Rant on, yo...
Well if you’ll let me rant; on March 1st I emailed Dear Dr. Cohen, I never expected a reply.
For those know don’t know Dr. Cohen, is on the Council on Foreign Relations, a close friend with Gorbachev, and since 1998, Cohen has been professor of Russian Studies and History at New York University.
This is what I wrote and he wrote me minus the email addresses.
Dear Dr. Cohen,
I hope you will forgive me; I am not one of your students. I have been
reading your writings lately and wanted to reach out to you. I first
saw your position while on MSNBC and was surprised that someone was
actually making sense about this issue and not attempting to sell the
extremist line against Russia that you hear everywhere else in the
mainstream American press. It was also the first time I saw someone
describe an actual solution to this, a federalized Ukraine, and this
was before thousands had to die in Donbas. It's been a shame I haven't
seen you invited back. Now the only place I see you given a platform
to make your position is on Zakarias show on CNN, and I give them a
lot of credit for that. I find it shameful that it's very difficult to
find anyone of intelligence on this issue being given a platform in
the mainstream media in the US anymore. I don't use the term
mainstream media in the context you hear on Fox News, but in the true
sense of the phrase encompassing all main media outlets in the United
States.
This is a massive failure of policy, and a failure of diplomacy that's
resulted in what I think is possibly the most dangerous situation
happening in the world right now. We''re close to war right now as
astonishing as that is to say, and you never hear that considered. If
the only two narratives you ever hear are one that this is all the
fault of Russia and the US is blameless in all counts, or that this is
just Putin protecting ethnic Russians and everything Putin is doing is
rooted in humanitarian assistance you lose the gray area in the
middle where the truth lies. And all the while we have a humanitarian
catastrophe.
This is a humanitarian crisis of enormous magnitude. Five thousand
dead. 1 million displaced. The government in Kiev isn’t paying any
pensions anymore for anyone in the Donbas. Even if they did there are
women, children, and the elderly trapped with minimal infrastructural
support. The weather is cold, and harsh. Where is the right to protect
civilians come in that the US always preaches about in the Middle
East?
This is sad. This is incredibly dangerous. We're getting locked into a
new cold war that's much more dangerous than the last one since the
focal point of this cold war is right on Russia's border as opposed to
the last one which had its focal point on Berlin. If the central
government in Kiev falls, which isn't an impossibility today; it could
be replaced by even more extremist elements in the governing
coalition. If that happens Russia will move into the eastern provinces
to protect the people left, and deal with the already existing
humanitarian situation. It's not hard to imagine a situation under
those circumstances where NATO could move troops into western Ukraine
through Poland, and we have the Cuban missile crisis as you have aptly
equated this too. A far more dangerous one then we experienced in
1962, and one I don't see a way out of. Washington feels it's
infallible, and Putin sees it as existential for Russia, and his own
personal legacy.

(Listings of boxed layout items)
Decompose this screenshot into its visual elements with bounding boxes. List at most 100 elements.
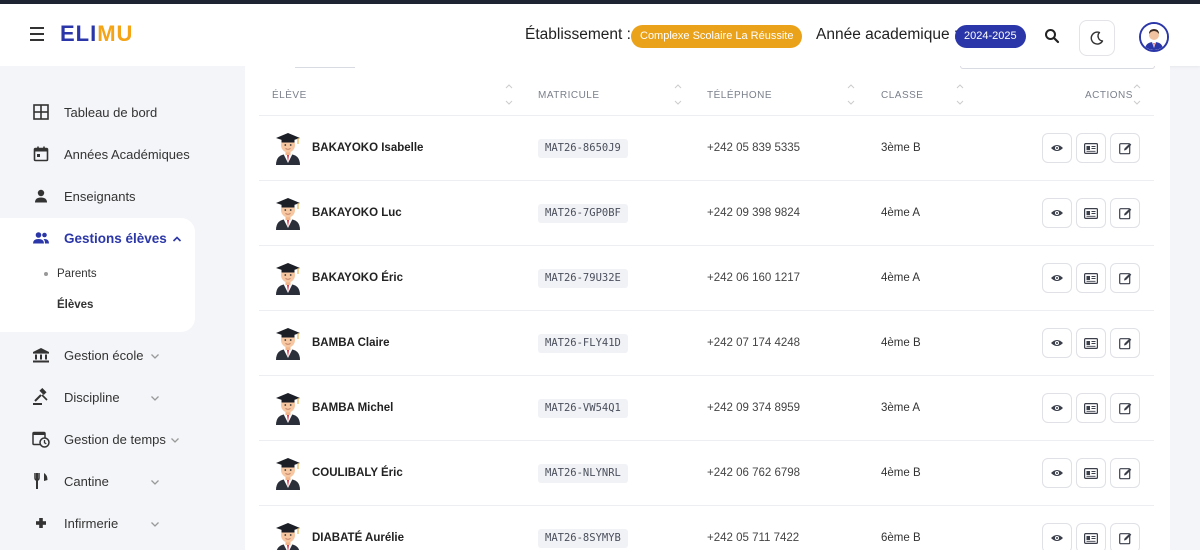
edit-icon (1118, 142, 1131, 154)
theme-toggle-button[interactable] (1079, 20, 1115, 56)
plus-icon (32, 514, 50, 532)
search-icon[interactable] (1040, 24, 1064, 48)
dashboard-icon (32, 103, 50, 121)
view-button[interactable] (1042, 393, 1072, 423)
column-header-telephone[interactable]: TÉLÉPHONE (707, 90, 772, 101)
view-button[interactable] (1042, 328, 1072, 358)
sort-icon[interactable] (1132, 82, 1142, 108)
id-card-button[interactable] (1076, 523, 1106, 550)
phone-number: +242 05 839 5335 (707, 142, 801, 154)
sidebar-subitem-parents[interactable]: Parents (44, 268, 97, 280)
edit-icon (1118, 207, 1131, 219)
group-icon (32, 229, 50, 247)
column-header-matricule[interactable]: MATRICULE (538, 90, 600, 101)
id-card-button[interactable] (1076, 328, 1106, 358)
edit-button[interactable] (1110, 328, 1140, 358)
eye-icon (1051, 145, 1063, 151)
sidebar-item-tableau-de-bord[interactable]: Tableau de bord (0, 91, 195, 133)
student-avatar (276, 198, 300, 230)
top-header: ELIMU Établissement : Complexe Scolaire … (0, 4, 1200, 66)
student-name[interactable]: BAKAYOKO Éric (312, 272, 403, 284)
eye-icon (1051, 210, 1063, 216)
id-card-button[interactable] (1076, 133, 1106, 163)
sidebar-item-gestion-ecole[interactable]: Gestion école (0, 334, 195, 376)
sidebar-item-label: Discipline (64, 389, 120, 405)
column-header-classe[interactable]: CLASSE (881, 90, 923, 101)
class-name: 4ème B (881, 467, 921, 479)
id-card-icon (1084, 337, 1098, 349)
annee-badge: 2024-2025 (955, 25, 1026, 48)
sidebar-item-cantine[interactable]: Cantine (0, 460, 195, 502)
table-row[interactable]: BAKAYOKO Éric MAT26-79U32E +242 06 160 1… (259, 246, 1154, 311)
student-name[interactable]: BAKAYOKO Luc (312, 207, 402, 219)
sidebar-item-discipline[interactable]: Discipline (0, 376, 195, 418)
edit-button[interactable] (1110, 133, 1140, 163)
table-row[interactable]: COULIBALY Éric MAT26-NLYNRL +242 06 762 … (259, 441, 1154, 506)
student-name[interactable]: DIABATÉ Aurélie (312, 532, 404, 544)
student-name[interactable]: BAMBA Michel (312, 402, 393, 414)
id-card-button[interactable] (1076, 393, 1106, 423)
sort-icon[interactable] (504, 82, 514, 108)
edit-button[interactable] (1110, 458, 1140, 488)
view-button[interactable] (1042, 458, 1072, 488)
sort-icon[interactable] (846, 82, 856, 108)
chevron-down-icon (149, 349, 161, 361)
chevron-up-icon (171, 232, 183, 244)
sidebar-item-annees-academiques[interactable]: Années Académiques (0, 133, 195, 175)
id-card-button[interactable] (1076, 198, 1106, 228)
view-button[interactable] (1042, 198, 1072, 228)
table-search-input[interactable] (960, 66, 1155, 69)
id-card-icon (1084, 207, 1098, 219)
matricule-code: MAT26-7GP0BF (538, 204, 628, 223)
sidebar-item-label: Gestions élèves (64, 230, 167, 246)
edit-icon (1118, 402, 1131, 414)
sidebar: Tableau de bord Années Académiques Ensei… (0, 66, 245, 550)
eye-icon (1051, 405, 1063, 411)
id-card-icon (1084, 532, 1098, 544)
id-card-button[interactable] (1076, 263, 1106, 293)
edit-button[interactable] (1110, 393, 1140, 423)
view-button[interactable] (1042, 263, 1072, 293)
table-row[interactable]: BAMBA Claire MAT26-FLY41D +242 07 174 42… (259, 311, 1154, 376)
student-avatar (276, 458, 300, 490)
table-row[interactable]: BAMBA Michel MAT26-VW54Q1 +242 09 374 89… (259, 376, 1154, 441)
phone-number: +242 07 174 4248 (707, 337, 801, 349)
phone-number: +242 05 711 7422 (707, 532, 800, 544)
view-button[interactable] (1042, 133, 1072, 163)
annee-label: Année academique : (816, 26, 959, 43)
eye-icon (1051, 340, 1063, 346)
sidebar-item-gestion-de-temps[interactable]: Gestion de temps (0, 418, 195, 460)
edit-button[interactable] (1110, 523, 1140, 550)
calendar-icon (32, 145, 50, 163)
table-row[interactable]: BAKAYOKO Isabelle MAT26-8650J9 +242 05 8… (259, 116, 1154, 181)
table-row[interactable]: DIABATÉ Aurélie MAT26-8SYMYB +242 05 711… (259, 506, 1154, 550)
student-name[interactable]: COULIBALY Éric (312, 467, 403, 479)
sidebar-subitem-eleves[interactable]: Élèves (57, 299, 93, 311)
class-name: 4ème B (881, 337, 921, 349)
user-avatar[interactable] (1139, 22, 1169, 52)
student-name[interactable]: BAKAYOKO Isabelle (312, 142, 423, 154)
edit-button[interactable] (1110, 198, 1140, 228)
column-header-eleve[interactable]: ÉLÈVE (272, 90, 307, 101)
sidebar-item-enseignants[interactable]: Enseignants (0, 175, 195, 217)
person-icon (32, 187, 50, 205)
subitem-label: Parents (57, 268, 97, 280)
student-name[interactable]: BAMBA Claire (312, 337, 390, 349)
page-length-select[interactable] (295, 66, 355, 68)
sidebar-item-gestions-eleves[interactable]: Gestions élèves (0, 217, 195, 259)
edit-button[interactable] (1110, 263, 1140, 293)
class-name: 3ème A (881, 402, 920, 414)
matricule-code: MAT26-NLYNRL (538, 464, 628, 483)
table-row[interactable]: BAKAYOKO Luc MAT26-7GP0BF +242 09 398 98… (259, 181, 1154, 246)
sidebar-item-infirmerie[interactable]: Infirmerie (0, 502, 195, 544)
id-card-icon (1084, 467, 1098, 479)
sort-icon[interactable] (955, 82, 965, 108)
menu-icon[interactable] (30, 27, 46, 41)
student-avatar (276, 133, 300, 165)
sort-icon[interactable] (673, 82, 683, 108)
view-button[interactable] (1042, 523, 1072, 550)
id-card-button[interactable] (1076, 458, 1106, 488)
bullet-dot (44, 271, 48, 276)
edit-icon (1118, 337, 1131, 349)
app-logo[interactable]: ELIMU (60, 21, 133, 47)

## WHAT YOU WILL DO
A: In the post about writing to Dr. Cohen, since what year has Cohen been professor of Russian Studies and History at New York University?
B: Continue the post about writing to Dr. Cohen from where it stops.

## ANSWERS FOR THE EXERCISE
A: Since 1998.

B:
And the damn of this is if we ever get to the point of having a deal,
the deal will look more or less like the same deal proposed over a
year ago before everything started spiraling out of control. If this
ends without an even larger war it will be because Ukraine ended up as
a federated state. If historians have the opportunity to will look
back on this in the future, it will be seen as a massive failure of
diplomacy that caused a massive humanitarian crisis, and the threat of
a ground war in Europe. Sadly we don't seem to have any statesman who
will sit down and negotiate a way out of this.
Dr. Cohen how do you see this ending? If this is a Cuban Missile
Crisis like scenario, who blinks? I want you to know there are young
men like myself who are paying attention to this. There are people
like myself who are looking for the real facts going on. I also wanted
to ask where you get your news about this. I would be delighted to
hear your response to anything I've written to you about.
With my deepest respects,
Tom Harvey
to me
Dear Tom Harvey,
Many thanks for your thoughts. I agree, of course. The best chance to end the UKR crisis
through diplomacy/negotiations is Minsk II, the alternative being war with Russia perhaps.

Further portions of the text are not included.